(Saved entries)
- - -

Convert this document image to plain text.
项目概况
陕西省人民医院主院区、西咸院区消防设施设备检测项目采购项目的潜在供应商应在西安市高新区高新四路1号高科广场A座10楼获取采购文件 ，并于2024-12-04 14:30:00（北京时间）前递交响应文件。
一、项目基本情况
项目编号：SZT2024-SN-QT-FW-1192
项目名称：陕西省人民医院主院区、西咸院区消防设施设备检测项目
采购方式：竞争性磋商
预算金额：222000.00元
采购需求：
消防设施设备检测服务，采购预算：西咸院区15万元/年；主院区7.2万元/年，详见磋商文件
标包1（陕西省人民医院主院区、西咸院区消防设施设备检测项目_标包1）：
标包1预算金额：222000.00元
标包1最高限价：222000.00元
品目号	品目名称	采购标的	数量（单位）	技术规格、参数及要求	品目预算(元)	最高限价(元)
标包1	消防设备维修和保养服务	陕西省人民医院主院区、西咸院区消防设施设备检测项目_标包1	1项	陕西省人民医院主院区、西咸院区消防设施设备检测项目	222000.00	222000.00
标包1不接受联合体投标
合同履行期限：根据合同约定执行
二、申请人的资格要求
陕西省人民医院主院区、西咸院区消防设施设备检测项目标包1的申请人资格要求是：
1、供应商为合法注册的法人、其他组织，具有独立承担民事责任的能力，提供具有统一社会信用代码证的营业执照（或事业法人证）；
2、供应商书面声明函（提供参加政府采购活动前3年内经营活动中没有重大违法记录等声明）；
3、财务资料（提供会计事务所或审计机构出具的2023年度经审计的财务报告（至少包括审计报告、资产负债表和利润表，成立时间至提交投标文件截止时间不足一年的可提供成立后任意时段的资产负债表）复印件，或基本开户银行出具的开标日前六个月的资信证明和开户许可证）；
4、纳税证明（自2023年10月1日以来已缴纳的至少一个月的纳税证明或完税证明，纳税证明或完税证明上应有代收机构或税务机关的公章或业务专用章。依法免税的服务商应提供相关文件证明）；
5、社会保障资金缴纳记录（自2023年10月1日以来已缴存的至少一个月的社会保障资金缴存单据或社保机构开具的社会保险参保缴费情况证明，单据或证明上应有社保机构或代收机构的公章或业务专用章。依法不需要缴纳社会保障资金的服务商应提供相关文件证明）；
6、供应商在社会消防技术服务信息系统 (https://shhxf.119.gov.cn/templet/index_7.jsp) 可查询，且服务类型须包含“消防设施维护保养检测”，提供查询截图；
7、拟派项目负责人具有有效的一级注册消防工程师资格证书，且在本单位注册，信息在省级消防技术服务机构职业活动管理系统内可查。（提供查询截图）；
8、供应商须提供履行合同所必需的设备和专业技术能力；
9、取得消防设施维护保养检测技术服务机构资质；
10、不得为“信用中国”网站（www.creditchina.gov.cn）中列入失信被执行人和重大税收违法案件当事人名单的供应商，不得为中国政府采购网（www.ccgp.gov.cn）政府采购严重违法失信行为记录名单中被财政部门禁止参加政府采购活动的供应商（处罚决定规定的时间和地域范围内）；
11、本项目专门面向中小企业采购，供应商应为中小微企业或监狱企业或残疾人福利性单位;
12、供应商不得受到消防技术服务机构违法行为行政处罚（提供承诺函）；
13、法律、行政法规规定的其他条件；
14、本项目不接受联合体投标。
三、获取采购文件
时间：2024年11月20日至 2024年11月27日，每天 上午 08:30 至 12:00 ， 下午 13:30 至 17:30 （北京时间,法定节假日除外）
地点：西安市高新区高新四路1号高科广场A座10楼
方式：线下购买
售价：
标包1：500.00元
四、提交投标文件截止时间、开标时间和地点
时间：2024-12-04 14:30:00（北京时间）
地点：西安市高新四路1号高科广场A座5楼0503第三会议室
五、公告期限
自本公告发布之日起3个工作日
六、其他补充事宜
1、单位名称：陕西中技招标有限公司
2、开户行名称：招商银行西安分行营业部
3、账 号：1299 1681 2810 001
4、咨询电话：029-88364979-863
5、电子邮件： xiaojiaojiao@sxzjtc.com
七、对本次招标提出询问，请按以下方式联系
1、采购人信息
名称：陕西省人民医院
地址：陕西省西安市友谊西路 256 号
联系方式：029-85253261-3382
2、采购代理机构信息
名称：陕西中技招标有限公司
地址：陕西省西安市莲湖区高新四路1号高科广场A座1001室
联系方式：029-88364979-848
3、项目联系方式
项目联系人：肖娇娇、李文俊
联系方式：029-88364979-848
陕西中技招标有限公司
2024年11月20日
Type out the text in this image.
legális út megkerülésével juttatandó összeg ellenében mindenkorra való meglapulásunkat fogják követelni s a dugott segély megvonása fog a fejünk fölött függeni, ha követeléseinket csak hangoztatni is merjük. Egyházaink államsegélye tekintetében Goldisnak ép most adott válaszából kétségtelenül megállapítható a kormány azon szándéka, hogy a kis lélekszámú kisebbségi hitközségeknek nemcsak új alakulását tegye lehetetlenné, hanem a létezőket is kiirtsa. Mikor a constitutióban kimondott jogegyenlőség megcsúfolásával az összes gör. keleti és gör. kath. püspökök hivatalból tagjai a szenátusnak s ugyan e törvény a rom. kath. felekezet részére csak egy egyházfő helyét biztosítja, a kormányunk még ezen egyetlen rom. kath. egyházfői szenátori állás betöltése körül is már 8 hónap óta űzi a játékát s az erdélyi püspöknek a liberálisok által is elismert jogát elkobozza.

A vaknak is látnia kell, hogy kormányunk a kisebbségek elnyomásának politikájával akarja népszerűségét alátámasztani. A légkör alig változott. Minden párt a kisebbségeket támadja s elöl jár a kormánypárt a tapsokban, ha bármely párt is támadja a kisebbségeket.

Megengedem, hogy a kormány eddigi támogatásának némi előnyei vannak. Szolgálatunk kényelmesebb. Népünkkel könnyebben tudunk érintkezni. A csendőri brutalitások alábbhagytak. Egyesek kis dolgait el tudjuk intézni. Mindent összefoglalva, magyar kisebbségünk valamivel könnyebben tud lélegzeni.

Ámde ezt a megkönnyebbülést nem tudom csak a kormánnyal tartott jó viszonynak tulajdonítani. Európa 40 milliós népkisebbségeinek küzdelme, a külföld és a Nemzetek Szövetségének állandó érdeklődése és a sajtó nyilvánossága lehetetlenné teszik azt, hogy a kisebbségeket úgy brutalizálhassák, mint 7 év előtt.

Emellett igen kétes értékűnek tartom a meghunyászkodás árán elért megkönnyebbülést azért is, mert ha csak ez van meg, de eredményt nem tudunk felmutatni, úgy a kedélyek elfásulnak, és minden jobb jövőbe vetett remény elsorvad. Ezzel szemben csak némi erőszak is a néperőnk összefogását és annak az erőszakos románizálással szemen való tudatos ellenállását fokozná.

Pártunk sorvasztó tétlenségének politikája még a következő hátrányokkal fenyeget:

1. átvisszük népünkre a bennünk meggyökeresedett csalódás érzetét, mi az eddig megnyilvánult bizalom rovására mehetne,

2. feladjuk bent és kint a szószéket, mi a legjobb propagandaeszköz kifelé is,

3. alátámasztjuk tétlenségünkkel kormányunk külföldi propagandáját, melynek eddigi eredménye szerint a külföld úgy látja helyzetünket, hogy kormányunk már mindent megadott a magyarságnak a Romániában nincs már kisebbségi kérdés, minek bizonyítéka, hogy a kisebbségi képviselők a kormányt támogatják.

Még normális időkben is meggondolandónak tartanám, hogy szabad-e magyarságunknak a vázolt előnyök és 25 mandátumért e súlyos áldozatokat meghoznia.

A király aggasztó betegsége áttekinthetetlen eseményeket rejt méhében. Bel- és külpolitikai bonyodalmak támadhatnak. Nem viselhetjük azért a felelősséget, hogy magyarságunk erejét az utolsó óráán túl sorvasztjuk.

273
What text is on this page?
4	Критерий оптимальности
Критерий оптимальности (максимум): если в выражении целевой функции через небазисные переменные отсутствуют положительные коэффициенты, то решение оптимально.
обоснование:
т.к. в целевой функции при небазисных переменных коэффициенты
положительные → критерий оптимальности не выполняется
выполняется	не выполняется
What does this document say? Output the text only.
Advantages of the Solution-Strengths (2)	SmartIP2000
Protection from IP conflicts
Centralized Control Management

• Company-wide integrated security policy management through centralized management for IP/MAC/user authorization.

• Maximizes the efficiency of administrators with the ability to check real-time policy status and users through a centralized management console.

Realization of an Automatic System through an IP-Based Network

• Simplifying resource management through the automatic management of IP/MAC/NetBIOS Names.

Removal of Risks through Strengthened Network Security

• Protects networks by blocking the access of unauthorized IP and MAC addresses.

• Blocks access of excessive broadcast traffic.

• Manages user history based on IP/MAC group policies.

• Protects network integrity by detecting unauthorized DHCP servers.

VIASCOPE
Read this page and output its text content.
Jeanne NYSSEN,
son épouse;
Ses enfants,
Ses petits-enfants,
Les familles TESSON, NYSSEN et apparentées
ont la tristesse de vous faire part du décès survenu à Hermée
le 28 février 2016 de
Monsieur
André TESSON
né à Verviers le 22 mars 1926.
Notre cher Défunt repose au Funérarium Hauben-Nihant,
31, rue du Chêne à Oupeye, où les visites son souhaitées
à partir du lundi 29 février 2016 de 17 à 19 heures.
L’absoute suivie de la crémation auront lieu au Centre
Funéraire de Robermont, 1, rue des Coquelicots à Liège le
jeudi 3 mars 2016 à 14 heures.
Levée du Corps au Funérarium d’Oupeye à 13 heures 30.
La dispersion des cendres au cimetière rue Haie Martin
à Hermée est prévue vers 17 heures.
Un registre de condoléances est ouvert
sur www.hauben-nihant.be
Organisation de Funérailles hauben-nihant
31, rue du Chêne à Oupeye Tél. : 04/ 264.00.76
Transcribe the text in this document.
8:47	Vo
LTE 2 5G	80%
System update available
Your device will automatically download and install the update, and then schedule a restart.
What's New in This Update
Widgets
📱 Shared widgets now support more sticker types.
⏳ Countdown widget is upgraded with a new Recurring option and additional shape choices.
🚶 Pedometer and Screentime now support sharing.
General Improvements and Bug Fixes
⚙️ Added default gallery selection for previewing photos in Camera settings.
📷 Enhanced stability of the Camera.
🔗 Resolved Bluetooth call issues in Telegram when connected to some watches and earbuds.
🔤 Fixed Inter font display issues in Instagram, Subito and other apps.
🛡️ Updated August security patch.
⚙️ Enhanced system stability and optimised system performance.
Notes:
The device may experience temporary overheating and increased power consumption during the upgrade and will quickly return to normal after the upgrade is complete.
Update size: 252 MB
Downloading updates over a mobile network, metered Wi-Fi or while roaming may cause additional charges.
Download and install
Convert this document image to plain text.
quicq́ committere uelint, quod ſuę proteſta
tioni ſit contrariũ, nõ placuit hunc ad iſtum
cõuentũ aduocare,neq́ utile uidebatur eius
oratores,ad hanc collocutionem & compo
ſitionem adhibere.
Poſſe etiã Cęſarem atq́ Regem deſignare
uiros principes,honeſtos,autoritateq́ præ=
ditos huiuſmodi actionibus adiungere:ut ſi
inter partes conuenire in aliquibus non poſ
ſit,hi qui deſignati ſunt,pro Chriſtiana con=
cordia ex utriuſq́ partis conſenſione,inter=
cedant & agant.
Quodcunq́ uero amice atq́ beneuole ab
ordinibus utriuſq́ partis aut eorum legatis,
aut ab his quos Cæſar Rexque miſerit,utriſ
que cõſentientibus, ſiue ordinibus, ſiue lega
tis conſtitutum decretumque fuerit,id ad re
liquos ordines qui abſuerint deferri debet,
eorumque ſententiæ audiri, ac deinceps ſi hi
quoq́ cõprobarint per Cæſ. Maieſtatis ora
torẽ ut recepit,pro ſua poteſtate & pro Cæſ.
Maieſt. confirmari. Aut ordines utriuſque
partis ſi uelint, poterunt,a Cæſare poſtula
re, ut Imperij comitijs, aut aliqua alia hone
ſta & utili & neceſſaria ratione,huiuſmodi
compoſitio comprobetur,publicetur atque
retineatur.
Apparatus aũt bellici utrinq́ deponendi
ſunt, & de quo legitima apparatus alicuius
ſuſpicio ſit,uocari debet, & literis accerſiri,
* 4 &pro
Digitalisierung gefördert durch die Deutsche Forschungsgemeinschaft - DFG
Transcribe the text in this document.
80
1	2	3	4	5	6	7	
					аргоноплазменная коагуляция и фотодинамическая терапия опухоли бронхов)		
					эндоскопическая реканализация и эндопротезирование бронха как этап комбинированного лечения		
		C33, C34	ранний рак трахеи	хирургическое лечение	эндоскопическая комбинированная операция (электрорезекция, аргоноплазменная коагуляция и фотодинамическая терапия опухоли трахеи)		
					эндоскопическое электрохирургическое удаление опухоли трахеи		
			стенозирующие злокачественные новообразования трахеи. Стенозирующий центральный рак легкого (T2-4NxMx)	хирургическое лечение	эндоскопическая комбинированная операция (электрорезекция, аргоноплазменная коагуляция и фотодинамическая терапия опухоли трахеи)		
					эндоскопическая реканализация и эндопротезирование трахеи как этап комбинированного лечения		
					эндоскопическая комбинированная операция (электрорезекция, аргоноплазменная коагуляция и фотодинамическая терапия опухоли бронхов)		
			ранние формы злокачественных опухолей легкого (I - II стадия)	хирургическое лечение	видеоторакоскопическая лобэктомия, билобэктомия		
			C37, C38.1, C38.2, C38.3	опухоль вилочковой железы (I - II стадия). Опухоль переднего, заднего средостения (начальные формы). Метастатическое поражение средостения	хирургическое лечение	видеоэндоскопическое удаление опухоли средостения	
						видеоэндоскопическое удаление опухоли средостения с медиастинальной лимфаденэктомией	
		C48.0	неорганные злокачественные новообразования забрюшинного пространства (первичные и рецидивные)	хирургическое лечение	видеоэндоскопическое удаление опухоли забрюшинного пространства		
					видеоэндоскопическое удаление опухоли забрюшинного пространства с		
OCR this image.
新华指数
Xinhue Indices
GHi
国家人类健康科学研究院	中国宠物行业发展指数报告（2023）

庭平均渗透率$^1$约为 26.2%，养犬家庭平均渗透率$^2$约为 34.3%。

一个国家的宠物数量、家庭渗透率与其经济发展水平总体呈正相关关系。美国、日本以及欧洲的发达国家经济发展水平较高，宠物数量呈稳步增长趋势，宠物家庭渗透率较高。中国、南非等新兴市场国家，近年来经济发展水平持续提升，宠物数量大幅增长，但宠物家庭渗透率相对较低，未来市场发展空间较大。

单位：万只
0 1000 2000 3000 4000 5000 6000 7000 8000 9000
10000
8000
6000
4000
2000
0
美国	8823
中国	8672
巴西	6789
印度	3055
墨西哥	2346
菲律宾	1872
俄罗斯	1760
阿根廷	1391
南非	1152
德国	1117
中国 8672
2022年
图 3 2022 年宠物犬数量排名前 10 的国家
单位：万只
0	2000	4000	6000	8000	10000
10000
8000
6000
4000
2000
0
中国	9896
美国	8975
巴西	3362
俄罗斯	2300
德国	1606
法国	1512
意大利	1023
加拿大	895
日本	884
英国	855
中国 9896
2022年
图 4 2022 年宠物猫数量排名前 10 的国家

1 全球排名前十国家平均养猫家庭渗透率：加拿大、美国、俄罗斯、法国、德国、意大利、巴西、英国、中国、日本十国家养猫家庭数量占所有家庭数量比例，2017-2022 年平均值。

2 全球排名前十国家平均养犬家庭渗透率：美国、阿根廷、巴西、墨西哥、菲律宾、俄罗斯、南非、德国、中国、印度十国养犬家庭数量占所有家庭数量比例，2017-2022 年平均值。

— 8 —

- - -

--- TASK ---
Give only the number of lines in the data that include the string "TESSON".

--- CORRECT RESULT ---
2